### Extracted material ###
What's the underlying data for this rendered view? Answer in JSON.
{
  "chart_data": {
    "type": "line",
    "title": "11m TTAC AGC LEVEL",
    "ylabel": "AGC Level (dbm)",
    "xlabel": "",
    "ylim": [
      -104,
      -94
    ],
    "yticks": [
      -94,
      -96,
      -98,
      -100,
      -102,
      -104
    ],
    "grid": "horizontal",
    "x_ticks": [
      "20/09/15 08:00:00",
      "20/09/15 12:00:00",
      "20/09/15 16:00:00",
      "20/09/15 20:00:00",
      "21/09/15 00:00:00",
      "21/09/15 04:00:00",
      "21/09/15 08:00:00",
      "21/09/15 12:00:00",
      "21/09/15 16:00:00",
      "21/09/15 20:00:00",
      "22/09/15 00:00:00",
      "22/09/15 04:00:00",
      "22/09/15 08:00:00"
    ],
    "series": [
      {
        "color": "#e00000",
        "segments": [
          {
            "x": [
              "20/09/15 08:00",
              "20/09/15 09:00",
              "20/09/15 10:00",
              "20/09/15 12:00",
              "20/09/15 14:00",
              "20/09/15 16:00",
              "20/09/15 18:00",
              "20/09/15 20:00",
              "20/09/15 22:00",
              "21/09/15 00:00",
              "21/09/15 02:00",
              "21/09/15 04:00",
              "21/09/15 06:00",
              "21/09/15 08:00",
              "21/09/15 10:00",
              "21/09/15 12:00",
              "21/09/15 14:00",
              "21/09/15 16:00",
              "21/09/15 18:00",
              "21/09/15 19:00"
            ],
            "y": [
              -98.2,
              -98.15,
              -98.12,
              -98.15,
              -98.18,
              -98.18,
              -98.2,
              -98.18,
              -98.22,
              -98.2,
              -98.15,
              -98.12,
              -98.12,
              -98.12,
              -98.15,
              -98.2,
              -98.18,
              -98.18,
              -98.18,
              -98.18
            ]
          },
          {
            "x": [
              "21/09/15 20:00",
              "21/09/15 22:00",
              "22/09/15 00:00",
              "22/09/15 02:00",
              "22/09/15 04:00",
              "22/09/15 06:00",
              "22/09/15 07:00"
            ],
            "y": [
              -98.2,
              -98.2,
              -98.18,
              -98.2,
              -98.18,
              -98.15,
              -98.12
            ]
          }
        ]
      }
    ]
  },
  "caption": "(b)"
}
###
▶ What you have to do
Type out the whole listing above again, exactly as it stands.

▶ Answer to the problem
What's the underlying data for this rendered view? Answer in JSON.
{
  "chart_data": {
    "type": "line",
    "title": "11m TTAC AGC LEVEL",
    "ylabel": "AGC Level (dbm)",
    "xlabel": "",
    "ylim": [
      -104,
      -94
    ],
    "yticks": [
      -94,
      -96,
      -98,
      -100,
      -102,
      -104
    ],
    "grid": "horizontal",
    "x_ticks": [
      "20/09/15 08:00:00",
      "20/09/15 12:00:00",
      "20/09/15 16:00:00",
      "20/09/15 20:00:00",
      "21/09/15 00:00:00",
      "21/09/15 04:00:00",
      "21/09/15 08:00:00",
      "21/09/15 12:00:00",
      "21/09/15 16:00:00",
      "21/09/15 20:00:00",
      "22/09/15 00:00:00",
      "22/09/15 04:00:00",
      "22/09/15 08:00:00"
    ],
    "series": [
      {
        "color": "#e00000",
        "segments": [
          {
            "x": [
              "20/09/15 08:00",
              "20/09/15 09:00",
              "20/09/15 10:00",
              "20/09/15 12:00",
              "20/09/15 14:00",
              "20/09/15 16:00",
              "20/09/15 18:00",
              "20/09/15 20:00",
              "20/09/15 22:00",
              "21/09/15 00:00",
              "21/09/15 02:00",
              "21/09/15 04:00",
              "21/09/15 06:00",
              "21/09/15 08:00",
              "21/09/15 10:00",
              "21/09/15 12:00",
              "21/09/15 14:00",
              "21/09/15 16:00",
              "21/09/15 18:00",
              "21/09/15 19:00"
            ],
            "y": [
              -98.2,
              -98.15,
              -98.12,
              -98.15,
              -98.18,
              -98.18,
              -98.2,
              -98.18,
              -98.22,
              -98.2,
              -98.15,
              -98.12,
              -98.12,
              -98.12,
              -98.15,
              -98.2,
              -98.18,
              -98.18,
              -98.18,
              -98.18
            ]
          },
          {
            "x": [
              "21/09/15 20:00",
              "21/09/15 22:00",
              "22/09/15 00:00",
              "22/09/15 02:00",
              "22/09/15 04:00",
              "22/09/15 06:00",
              "22/09/15 07:00"
            ],
            "y": [
              -98.2,
              -98.2,
              -98.18,
              -98.2,
              -98.18,
              -98.15,
              -98.12
            ]
          }
        ]
      }
    ]
  },
  "caption": "(b)"
}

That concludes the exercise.